#### Exercise brief:
Convert the rows below into a numbered list, leaving out any blank lines and any pictures.

Element region listings
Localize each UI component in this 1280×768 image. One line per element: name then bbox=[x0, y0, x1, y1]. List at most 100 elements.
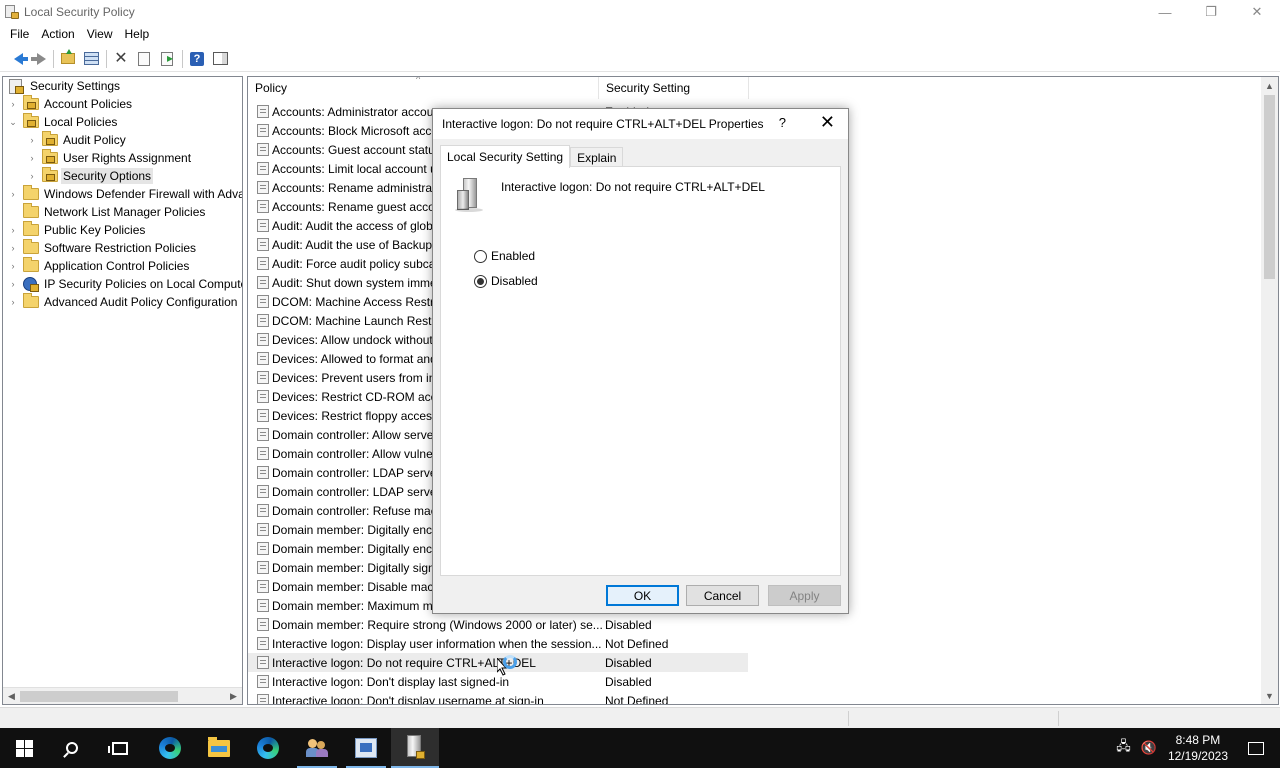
table-row[interactable]: Domain member: Require strong (Windows 2… bbox=[248, 615, 748, 634]
chevron-right-icon[interactable]: › bbox=[7, 239, 19, 257]
enabled-option[interactable]: Enabled bbox=[474, 249, 535, 263]
menu-view[interactable]: View bbox=[81, 24, 119, 44]
chevron-right-icon[interactable]: › bbox=[7, 293, 19, 311]
tree-item-public-key-policies[interactable]: › Public Key Policies bbox=[7, 221, 147, 239]
search-button[interactable] bbox=[48, 728, 96, 768]
taskbar-file-explorer[interactable] bbox=[195, 728, 243, 768]
locked-folder-icon bbox=[42, 167, 58, 183]
disabled-option[interactable]: Disabled bbox=[474, 274, 538, 288]
chevron-right-icon[interactable]: › bbox=[26, 149, 38, 167]
tree-item-audit-policy[interactable]: › Audit Policy bbox=[26, 131, 128, 149]
chevron-right-icon[interactable]: › bbox=[7, 95, 19, 113]
apply-button[interactable]: Apply bbox=[768, 585, 841, 606]
menu-action[interactable]: Action bbox=[35, 24, 80, 44]
clock[interactable]: 8:48 PM 12/19/2023 bbox=[1168, 732, 1228, 764]
scroll-down-icon[interactable]: ▼ bbox=[1261, 687, 1278, 704]
taskbar: 🖧 🔇 8:48 PM 12/19/2023 bbox=[0, 728, 1280, 768]
enabled-radio[interactable] bbox=[474, 249, 487, 263]
tree-item-ip-security[interactable]: › IP Security Policies on Local Compute bbox=[7, 275, 242, 293]
taskbar-local-security-policy[interactable] bbox=[391, 728, 439, 768]
tree-item-advanced-audit[interactable]: › Advanced Audit Policy Configuration bbox=[7, 293, 239, 311]
table-row[interactable]: Interactive logon: Display user informat… bbox=[248, 634, 748, 653]
security-setting-cell: Not Defined bbox=[605, 636, 669, 651]
up-one-level-button[interactable] bbox=[57, 48, 79, 70]
cancel-button[interactable]: Cancel bbox=[686, 585, 759, 606]
show-hide-action-pane-icon bbox=[212, 52, 228, 65]
tree-item-local-policies[interactable]: ⌄ Local Policies bbox=[7, 113, 119, 131]
scrollbar-thumb[interactable] bbox=[20, 691, 178, 702]
policy-icon bbox=[257, 238, 269, 251]
scrollbar-thumb[interactable] bbox=[1264, 95, 1275, 279]
column-header-label: Policy bbox=[255, 81, 288, 95]
status-divider bbox=[1058, 711, 1059, 726]
column-header-security-setting[interactable]: Security Setting bbox=[599, 77, 749, 99]
tab-explain[interactable]: Explain bbox=[570, 147, 624, 168]
minimize-button[interactable]: — bbox=[1142, 0, 1188, 24]
taskbar-management[interactable] bbox=[342, 728, 390, 768]
tree-item-security-options[interactable]: › Security Options bbox=[26, 167, 154, 185]
show-hide-action-pane-button[interactable] bbox=[209, 48, 231, 70]
list-vertical-scrollbar[interactable]: ▲ ▼ bbox=[1261, 77, 1278, 704]
tree-item-account-policies[interactable]: › Account Policies bbox=[7, 95, 134, 113]
delete-button[interactable]: ✕ bbox=[110, 48, 132, 70]
console-tree[interactable]: Security Settings › Account Policies ⌄ L… bbox=[2, 76, 243, 705]
help-button[interactable]: ? bbox=[186, 48, 208, 70]
restore-button[interactable]: ❐ bbox=[1188, 0, 1234, 24]
chevron-right-icon[interactable]: › bbox=[7, 275, 19, 293]
tree-item-label: Security Options bbox=[61, 168, 154, 184]
chevron-right-icon[interactable]: › bbox=[26, 167, 38, 185]
tree-item-network-list-manager[interactable]: Network List Manager Policies bbox=[7, 203, 207, 221]
policy-icon bbox=[257, 599, 269, 612]
disabled-radio[interactable] bbox=[474, 274, 487, 288]
dialog-tabs: Local Security Setting Explain bbox=[440, 145, 624, 168]
export-list-button[interactable] bbox=[156, 48, 178, 70]
tab-local-security-setting[interactable]: Local Security Setting bbox=[440, 145, 571, 168]
table-row[interactable]: Interactive logon: Don't display usernam… bbox=[248, 691, 748, 704]
chevron-down-icon[interactable]: ⌄ bbox=[7, 113, 19, 131]
scroll-left-icon[interactable]: ◀ bbox=[3, 688, 20, 704]
start-button[interactable] bbox=[0, 728, 48, 768]
menu-help[interactable]: Help bbox=[119, 24, 156, 44]
scroll-right-icon[interactable]: ▶ bbox=[225, 688, 242, 704]
folder-icon bbox=[23, 293, 39, 309]
task-view-button[interactable] bbox=[96, 728, 144, 768]
tree-item-label: User Rights Assignment bbox=[63, 151, 192, 165]
ok-button[interactable]: OK bbox=[606, 585, 679, 606]
status-divider bbox=[848, 711, 849, 726]
back-button[interactable] bbox=[4, 48, 28, 70]
chevron-right-icon[interactable]: › bbox=[7, 185, 19, 203]
chevron-right-icon[interactable]: › bbox=[26, 131, 38, 149]
policy-icon bbox=[257, 504, 269, 517]
volume-muted-icon[interactable]: 🔇 bbox=[1141, 740, 1157, 756]
tree-horizontal-scrollbar[interactable]: ◀ ▶ bbox=[3, 687, 242, 704]
tree-item-software-restriction[interactable]: › Software Restriction Policies bbox=[7, 239, 198, 257]
policy-icon bbox=[257, 485, 269, 498]
tree-item-user-rights-assignment[interactable]: › User Rights Assignment bbox=[26, 149, 193, 167]
up-folder-icon bbox=[61, 49, 75, 64]
close-button[interactable]: ✕ bbox=[1234, 0, 1280, 24]
show-hide-tree-button[interactable] bbox=[80, 48, 102, 70]
properties-button[interactable] bbox=[133, 48, 155, 70]
tree-item-windows-defender-firewall[interactable]: › Windows Defender Firewall with Adva bbox=[7, 185, 242, 203]
policy-icon bbox=[257, 181, 269, 194]
menu-file[interactable]: File bbox=[4, 24, 35, 44]
dialog-help-button[interactable]: ? bbox=[779, 115, 786, 130]
file-explorer-icon bbox=[208, 736, 230, 757]
notifications-icon[interactable] bbox=[1248, 741, 1264, 755]
column-header-policy[interactable]: Policy ^ bbox=[248, 77, 599, 99]
taskbar-users[interactable] bbox=[293, 728, 341, 768]
chevron-right-icon[interactable]: › bbox=[7, 221, 19, 239]
tree-item-label: Account Policies bbox=[44, 97, 133, 111]
taskbar-edge-2[interactable] bbox=[244, 728, 292, 768]
tree-item-label: Software Restriction Policies bbox=[44, 241, 197, 255]
forward-button[interactable] bbox=[27, 48, 49, 70]
taskbar-edge[interactable] bbox=[146, 728, 194, 768]
disabled-label: Disabled bbox=[491, 274, 538, 288]
network-icon[interactable]: 🖧 bbox=[1116, 737, 1131, 759]
policy-name-cell: Interactive logon: Do not require CTRL+A… bbox=[272, 655, 536, 670]
tree-item-application-control[interactable]: › Application Control Policies bbox=[7, 257, 191, 275]
dialog-close-button[interactable]: ✕ bbox=[820, 112, 835, 133]
chevron-right-icon[interactable]: › bbox=[7, 257, 19, 275]
tree-item-security-settings[interactable]: Security Settings bbox=[5, 77, 122, 95]
scroll-up-icon[interactable]: ▲ bbox=[1261, 77, 1278, 94]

#### The result:
1. Localize each UI component in this 1280×768 image. One line per element: name then bbox=[x0, y0, x1, y1]. List at most 100 elements.
2. table-row[interactable]: Domain member: Require strong (Windows 2… bbox=[248, 615, 748, 634]
3. chevron-right-icon[interactable]: › bbox=[7, 239, 19, 257]
4. enabled-option[interactable]: Enabled bbox=[474, 249, 535, 263]
5. menu-view[interactable]: View bbox=[81, 24, 119, 44]
6. chevron-right-icon[interactable]: › bbox=[7, 293, 19, 311]
7. tree-item-public-key-policies[interactable]: › Public Key Policies bbox=[7, 221, 147, 239]
8. search-button[interactable] bbox=[48, 728, 96, 768]
9. taskbar-file-explorer[interactable] bbox=[195, 728, 243, 768]
10. locked-folder-icon bbox=[42, 167, 58, 183]
11. disabled-option[interactable]: Disabled bbox=[474, 274, 538, 288]
12. chevron-right-icon[interactable]: › bbox=[26, 149, 38, 167]
13. tree-item-audit-policy[interactable]: › Audit Policy bbox=[26, 131, 128, 149]
14. chevron-right-icon[interactable]: › bbox=[7, 95, 19, 113]
15. apply-button[interactable]: Apply bbox=[768, 585, 841, 606]
16. menu-action[interactable]: Action bbox=[35, 24, 80, 44]
17. clock[interactable]: 8:48 PM 12/19/2023 bbox=[1168, 732, 1228, 764]
18. scroll-down-icon[interactable]: ▼ bbox=[1261, 687, 1278, 704]
19. taskbar: 🖧 🔇 8:48 PM 12/19/2023 bbox=[0, 728, 1280, 768]
20. enabled-radio[interactable] bbox=[474, 249, 487, 263]
21. tree-item-ip-security[interactable]: › IP Security Policies on Local Compute bbox=[7, 275, 242, 293]
22. taskbar-local-security-policy[interactable] bbox=[391, 728, 439, 768]
23. tree-item-advanced-audit[interactable]: › Advanced Audit Policy Configuration bbox=[7, 293, 239, 311]
24. table-row[interactable]: Interactive logon: Display user informat… bbox=[248, 634, 748, 653]
25. security-setting-cell: Not Defined bbox=[605, 636, 669, 651]
26. up-one-level-button[interactable] bbox=[57, 48, 79, 70]
27. cancel-button[interactable]: Cancel bbox=[686, 585, 759, 606]
28. show-hide-action-pane-icon bbox=[212, 52, 228, 65]
29. tree-item-local-policies[interactable]: ⌄ Local Policies bbox=[7, 113, 119, 131]
30. scrollbar-thumb[interactable] bbox=[20, 691, 178, 702]
31. policy-icon bbox=[257, 238, 269, 251]
32. scrollbar-thumb[interactable] bbox=[1264, 95, 1275, 279]
33. column-header-label: Policy bbox=[255, 81, 288, 95]
34. status-divider bbox=[1058, 711, 1059, 726]
35. column-header-security-setting[interactable]: Security Setting bbox=[599, 77, 749, 99]
36. tab-explain[interactable]: Explain bbox=[570, 147, 624, 168]
37. minimize-button[interactable]: — bbox=[1142, 0, 1188, 24]
38. taskbar-management[interactable] bbox=[342, 728, 390, 768]
39. tree-item-security-options[interactable]: › Security Options bbox=[26, 167, 154, 185]
40. show-hide-action-pane-button[interactable] bbox=[209, 48, 231, 70]
41. list-vertical-scrollbar[interactable]: ▲ ▼ bbox=[1261, 77, 1278, 704]
42. tree-item-account-policies[interactable]: › Account Policies bbox=[7, 95, 134, 113]
43. delete-button[interactable]: ✕ bbox=[110, 48, 132, 70]
44. console-tree[interactable]: Security Settings › Account Policies ⌄ L… bbox=[2, 76, 243, 705]
45. help-button[interactable]: ? bbox=[186, 48, 208, 70]
46. restore-button[interactable]: ❐ bbox=[1188, 0, 1234, 24]
47. chevron-right-icon[interactable]: › bbox=[7, 275, 19, 293]
48. tree-item-label: Security Options bbox=[61, 168, 154, 184]
49. chevron-right-icon[interactable]: › bbox=[26, 167, 38, 185]
50. tree-item-network-list-manager[interactable]: Network List Manager Policies bbox=[7, 203, 207, 221]
51. policy-icon bbox=[257, 599, 269, 612]
52. disabled-radio[interactable] bbox=[474, 274, 487, 288]
53. dialog-tabs: Local Security Setting Explain bbox=[440, 145, 624, 168]
54. export-list-button[interactable] bbox=[156, 48, 178, 70]
55. tab-local-security-setting[interactable]: Local Security Setting bbox=[440, 145, 571, 168]
56. table-row[interactable]: Interactive logon: Don't display usernam… bbox=[248, 691, 748, 704]
57. chevron-down-icon[interactable]: ⌄ bbox=[7, 113, 19, 131]
58. scroll-left-icon[interactable]: ◀ bbox=[3, 688, 20, 704]
59. start-button[interactable] bbox=[0, 728, 48, 768]
60. menu-help[interactable]: Help bbox=[119, 24, 156, 44]
61. scroll-right-icon[interactable]: ▶ bbox=[225, 688, 242, 704]
62. folder-icon bbox=[23, 293, 39, 309]
63. task-view-button[interactable] bbox=[96, 728, 144, 768]
64. tree-item-label: User Rights Assignment bbox=[63, 151, 192, 165]
65. ok-button[interactable]: OK bbox=[606, 585, 679, 606]
66. status-divider bbox=[848, 711, 849, 726]
67. back-button[interactable] bbox=[4, 48, 28, 70]
68. chevron-right-icon[interactable]: › bbox=[7, 185, 19, 203]
69. chevron-right-icon[interactable]: › bbox=[26, 131, 38, 149]
70. policy-icon bbox=[257, 504, 269, 517]
71. volume-muted-icon[interactable]: 🔇 bbox=[1141, 740, 1157, 756]
72. tree-horizontal-scrollbar[interactable]: ◀ ▶ bbox=[3, 687, 242, 704]
73. tree-item-software-restriction[interactable]: › Software Restriction Policies bbox=[7, 239, 198, 257]
74. policy-icon bbox=[257, 485, 269, 498]
75. tree-item-user-rights-assignment[interactable]: › User Rights Assignment bbox=[26, 149, 193, 167]
76. up-folder-icon bbox=[61, 49, 75, 64]
77. close-button[interactable]: ✕ bbox=[1234, 0, 1280, 24]
78. show-hide-tree-button[interactable] bbox=[80, 48, 102, 70]
79. properties-button[interactable] bbox=[133, 48, 155, 70]
80. tree-item-windows-defender-firewall[interactable]: › Windows Defender Firewall with Adva bbox=[7, 185, 242, 203]
81. policy-icon bbox=[257, 181, 269, 194]
82. menu-file[interactable]: File bbox=[4, 24, 35, 44]
83. dialog-help-button[interactable]: ? bbox=[779, 115, 786, 130]
84. file-explorer-icon bbox=[208, 736, 230, 757]
85. notifications-icon[interactable] bbox=[1248, 741, 1264, 755]
86. column-header-policy[interactable]: Policy ^ bbox=[248, 77, 599, 99]
87. taskbar-users[interactable] bbox=[293, 728, 341, 768]
88. chevron-right-icon[interactable]: › bbox=[7, 221, 19, 239]
89. tree-item-label: Account Policies bbox=[44, 97, 133, 111]
90. taskbar-edge-2[interactable] bbox=[244, 728, 292, 768]
91. tree-item-label: Software Restriction Policies bbox=[44, 241, 197, 255]
92. forward-button[interactable] bbox=[27, 48, 49, 70]
93. taskbar-edge[interactable] bbox=[146, 728, 194, 768]
94. disabled-label: Disabled bbox=[491, 274, 538, 288]
95. network-icon[interactable]: 🖧 bbox=[1116, 737, 1131, 759]
96. policy-name-cell: Interactive logon: Do not require CTRL+A… bbox=[272, 655, 536, 670]
97. tree-item-application-control[interactable]: › Application Control Policies bbox=[7, 257, 191, 275]
98. dialog-close-button[interactable]: ✕ bbox=[820, 112, 835, 133]
99. chevron-right-icon[interactable]: › bbox=[7, 257, 19, 275]
100. tree-item-security-settings[interactable]: Security Settings bbox=[5, 77, 122, 95]
101. scroll-up-icon[interactable]: ▲ bbox=[1261, 77, 1278, 94]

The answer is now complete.